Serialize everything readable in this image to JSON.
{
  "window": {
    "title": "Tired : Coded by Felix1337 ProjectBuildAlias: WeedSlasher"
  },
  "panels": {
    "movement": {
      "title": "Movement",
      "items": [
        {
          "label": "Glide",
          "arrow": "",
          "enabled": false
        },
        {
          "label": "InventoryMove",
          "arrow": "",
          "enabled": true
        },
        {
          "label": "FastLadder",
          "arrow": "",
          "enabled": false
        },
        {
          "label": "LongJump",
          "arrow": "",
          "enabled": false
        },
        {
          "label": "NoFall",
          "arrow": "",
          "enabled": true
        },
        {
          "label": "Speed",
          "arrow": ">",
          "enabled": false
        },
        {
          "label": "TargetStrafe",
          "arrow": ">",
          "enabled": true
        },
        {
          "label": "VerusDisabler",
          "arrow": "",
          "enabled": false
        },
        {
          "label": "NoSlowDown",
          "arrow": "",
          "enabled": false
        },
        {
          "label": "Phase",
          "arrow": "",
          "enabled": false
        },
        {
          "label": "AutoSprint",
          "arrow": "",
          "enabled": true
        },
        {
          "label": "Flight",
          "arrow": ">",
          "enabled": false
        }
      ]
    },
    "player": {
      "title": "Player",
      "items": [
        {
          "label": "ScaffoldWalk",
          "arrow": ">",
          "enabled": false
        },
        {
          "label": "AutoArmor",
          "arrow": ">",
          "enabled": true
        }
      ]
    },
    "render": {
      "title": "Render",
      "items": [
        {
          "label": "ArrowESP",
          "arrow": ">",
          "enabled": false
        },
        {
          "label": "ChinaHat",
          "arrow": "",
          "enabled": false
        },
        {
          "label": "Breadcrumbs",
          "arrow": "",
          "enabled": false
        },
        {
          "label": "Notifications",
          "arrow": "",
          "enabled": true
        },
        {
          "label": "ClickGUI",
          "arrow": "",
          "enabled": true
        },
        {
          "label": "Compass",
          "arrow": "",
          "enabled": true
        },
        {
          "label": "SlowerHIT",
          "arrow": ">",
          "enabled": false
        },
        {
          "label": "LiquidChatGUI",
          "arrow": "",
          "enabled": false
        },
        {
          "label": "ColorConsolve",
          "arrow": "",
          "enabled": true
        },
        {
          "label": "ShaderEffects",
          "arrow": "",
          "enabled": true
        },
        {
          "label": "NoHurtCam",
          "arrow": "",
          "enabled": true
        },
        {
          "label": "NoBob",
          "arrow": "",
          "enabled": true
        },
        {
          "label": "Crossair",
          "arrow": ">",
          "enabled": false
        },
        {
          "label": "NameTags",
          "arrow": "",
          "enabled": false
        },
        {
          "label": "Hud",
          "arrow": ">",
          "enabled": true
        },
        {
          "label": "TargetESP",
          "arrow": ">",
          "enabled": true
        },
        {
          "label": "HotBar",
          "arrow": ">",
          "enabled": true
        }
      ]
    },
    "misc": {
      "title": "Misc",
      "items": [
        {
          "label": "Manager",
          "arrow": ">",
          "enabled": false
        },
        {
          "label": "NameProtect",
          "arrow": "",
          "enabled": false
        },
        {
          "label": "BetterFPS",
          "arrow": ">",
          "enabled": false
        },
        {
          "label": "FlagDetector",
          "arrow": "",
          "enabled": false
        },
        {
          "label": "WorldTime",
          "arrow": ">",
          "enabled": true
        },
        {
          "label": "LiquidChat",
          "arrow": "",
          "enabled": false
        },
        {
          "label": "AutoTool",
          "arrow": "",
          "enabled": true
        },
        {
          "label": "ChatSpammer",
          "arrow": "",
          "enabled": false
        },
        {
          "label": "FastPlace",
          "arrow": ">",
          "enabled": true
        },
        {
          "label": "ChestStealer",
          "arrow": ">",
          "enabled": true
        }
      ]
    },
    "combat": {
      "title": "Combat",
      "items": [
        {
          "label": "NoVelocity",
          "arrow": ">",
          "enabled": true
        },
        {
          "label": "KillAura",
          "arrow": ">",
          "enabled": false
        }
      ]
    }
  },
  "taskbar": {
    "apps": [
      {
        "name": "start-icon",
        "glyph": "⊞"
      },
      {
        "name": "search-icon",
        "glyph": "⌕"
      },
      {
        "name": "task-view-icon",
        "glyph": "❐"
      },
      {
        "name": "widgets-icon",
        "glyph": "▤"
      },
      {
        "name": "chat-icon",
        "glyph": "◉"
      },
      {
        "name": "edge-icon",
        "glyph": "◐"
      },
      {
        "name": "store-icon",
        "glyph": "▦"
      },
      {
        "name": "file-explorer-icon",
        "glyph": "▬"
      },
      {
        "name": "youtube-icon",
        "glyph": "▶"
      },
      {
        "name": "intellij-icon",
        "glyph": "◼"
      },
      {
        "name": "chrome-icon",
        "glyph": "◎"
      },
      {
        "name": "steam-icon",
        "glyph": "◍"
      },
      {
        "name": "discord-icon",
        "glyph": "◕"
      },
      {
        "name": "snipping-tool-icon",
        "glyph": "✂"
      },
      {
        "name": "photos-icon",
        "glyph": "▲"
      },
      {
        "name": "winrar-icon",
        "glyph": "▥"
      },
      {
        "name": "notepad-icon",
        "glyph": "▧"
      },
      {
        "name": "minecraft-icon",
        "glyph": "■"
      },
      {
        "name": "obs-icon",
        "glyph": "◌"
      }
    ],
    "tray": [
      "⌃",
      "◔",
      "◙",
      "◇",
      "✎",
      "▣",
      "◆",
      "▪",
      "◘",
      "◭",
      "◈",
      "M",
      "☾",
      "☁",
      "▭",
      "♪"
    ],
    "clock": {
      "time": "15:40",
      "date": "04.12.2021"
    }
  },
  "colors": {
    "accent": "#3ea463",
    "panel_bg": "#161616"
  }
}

--------------------

WHAT TO PRODUCE: Using the exact wording, write out all of the records.

RESPONSE BELOW:
Serialize everything readable in this image to JSON.
{
  "window": {
    "title": "Tired : Coded by Felix1337 ProjectBuildAlias: WeedSlasher"
  },
  "panels": {
    "movement": {
      "title": "Movement",
      "items": [
        {
          "label": "Glide",
          "arrow": "",
          "enabled": false
        },
        {
          "label": "InventoryMove",
          "arrow": "",
          "enabled": true
        },
        {
          "label": "FastLadder",
          "arrow": "",
          "enabled": false
        },
        {
          "label": "LongJump",
          "arrow": "",
          "enabled": false
        },
        {
          "label": "NoFall",
          "arrow": "",
          "enabled": true
        },
        {
          "label": "Speed",
          "arrow": ">",
          "enabled": false
        },
        {
          "label": "TargetStrafe",
          "arrow": ">",
          "enabled": true
        },
        {
          "label": "VerusDisabler",
          "arrow": "",
          "enabled": false
        },
        {
          "label": "NoSlowDown",
          "arrow": "",
          "enabled": false
        },
        {
          "label": "Phase",
          "arrow": "",
          "enabled": false
        },
        {
          "label": "AutoSprint",
          "arrow": "",
          "enabled": true
        },
        {
          "label": "Flight",
          "arrow": ">",
          "enabled": false
        }
      ]
    },
    "player": {
      "title": "Player",
      "items": [
        {
          "label": "ScaffoldWalk",
          "arrow": ">",
          "enabled": false
        },
        {
          "label": "AutoArmor",
          "arrow": ">",
          "enabled": true
        }
      ]
    },
    "render": {
      "title": "Render",
      "items": [
        {
          "label": "ArrowESP",
          "arrow": ">",
          "enabled": false
        },
        {
          "label": "ChinaHat",
          "arrow": "",
          "enabled": false
        },
        {
          "label": "Breadcrumbs",
          "arrow": "",
          "enabled": false
        },
        {
          "label": "Notifications",
          "arrow": "",
          "enabled": true
        },
        {
          "label": "ClickGUI",
          "arrow": "",
          "enabled": true
        },
        {
          "label": "Compass",
          "arrow": "",
          "enabled": true
        },
        {
          "label": "SlowerHIT",
          "arrow": ">",
          "enabled": false
        },
        {
          "label": "LiquidChatGUI",
          "arrow": "",
          "enabled": false
        },
        {
          "label": "ColorConsolve",
          "arrow": "",
          "enabled": true
        },
        {
          "label": "ShaderEffects",
          "arrow": "",
          "enabled": true
        },
        {
          "label": "NoHurtCam",
          "arrow": "",
          "enabled": true
        },
        {
          "label": "NoBob",
          "arrow": "",
          "enabled": true
        },
        {
          "label": "Crossair",
          "arrow": ">",
          "enabled": false
        },
        {
          "label": "NameTags",
          "arrow": "",
          "enabled": false
        },
        {
          "label": "Hud",
          "arrow": ">",
          "enabled": true
        },
        {
          "label": "TargetESP",
          "arrow": ">",
          "enabled": true
        },
        {
          "label": "HotBar",
          "arrow": ">",
          "enabled": true
        }
      ]
    },
    "misc": {
      "title": "Misc",
      "items": [
        {
          "label": "Manager",
          "arrow": ">",
          "enabled": false
        },
        {
          "label": "NameProtect",
          "arrow": "",
          "enabled": false
        },
        {
          "label": "BetterFPS",
          "arrow": ">",
          "enabled": false
        },
        {
          "label": "FlagDetector",
          "arrow": "",
          "enabled": false
        },
        {
          "label": "WorldTime",
          "arrow": ">",
          "enabled": true
        },
        {
          "label": "LiquidChat",
          "arrow": "",
          "enabled": false
        },
        {
          "label": "AutoTool",
          "arrow": "",
          "enabled": true
        },
        {
          "label": "ChatSpammer",
          "arrow": "",
          "enabled": false
        },
        {
          "label": "FastPlace",
          "arrow": ">",
          "enabled": true
        },
        {
          "label": "ChestStealer",
          "arrow": ">",
          "enabled": true
        }
      ]
    },
    "combat": {
      "title": "Combat",
      "items": [
        {
          "label": "NoVelocity",
          "arrow": ">",
          "enabled": true
        },
        {
          "label": "KillAura",
          "arrow": ">",
          "enabled": false
        }
      ]
    }
  },
  "taskbar": {
    "apps": [
      {
        "name": "start-icon",
        "glyph": "⊞"
      },
      {
        "name": "search-icon",
        "glyph": "⌕"
      },
      {
        "name": "task-view-icon",
        "glyph": "❐"
      },
      {
        "name": "widgets-icon",
        "glyph": "▤"
      },
      {
        "name": "chat-icon",
        "glyph": "◉"
      },
      {
        "name": "edge-icon",
        "glyph": "◐"
      },
      {
        "name": "store-icon",
        "glyph": "▦"
      },
      {
        "name": "file-explorer-icon",
        "glyph": "▬"
      },
      {
        "name": "youtube-icon",
        "glyph": "▶"
      },
      {
        "name": "intellij-icon",
        "glyph": "◼"
      },
      {
        "name": "chrome-icon",
        "glyph": "◎"
      },
      {
        "name": "steam-icon",
        "glyph": "◍"
      },
      {
        "name": "discord-icon",
        "glyph": "◕"
      },
      {
        "name": "snipping-tool-icon",
        "glyph": "✂"
      },
      {
        "name": "photos-icon",
        "glyph": "▲"
      },
      {
        "name": "winrar-icon",
        "glyph": "▥"
      },
      {
        "name": "notepad-icon",
        "glyph": "▧"
      },
      {
        "name": "minecraft-icon",
        "glyph": "■"
      },
      {
        "name": "obs-icon",
        "glyph": "◌"
      }
    ],
    "tray": [
      "⌃",
      "◔",
      "◙",
      "◇",
      "✎",
      "▣",
      "◆",
      "▪",
      "◘",
      "◭",
      "◈",
      "M",
      "☾",
      "☁",
      "▭",
      "♪"
    ],
    "clock": {
      "time": "15:40",
      "date": "04.12.2021"
    }
  },
  "colors": {
    "accent": "#3ea463",
    "panel_bg": "#161616"
  }
}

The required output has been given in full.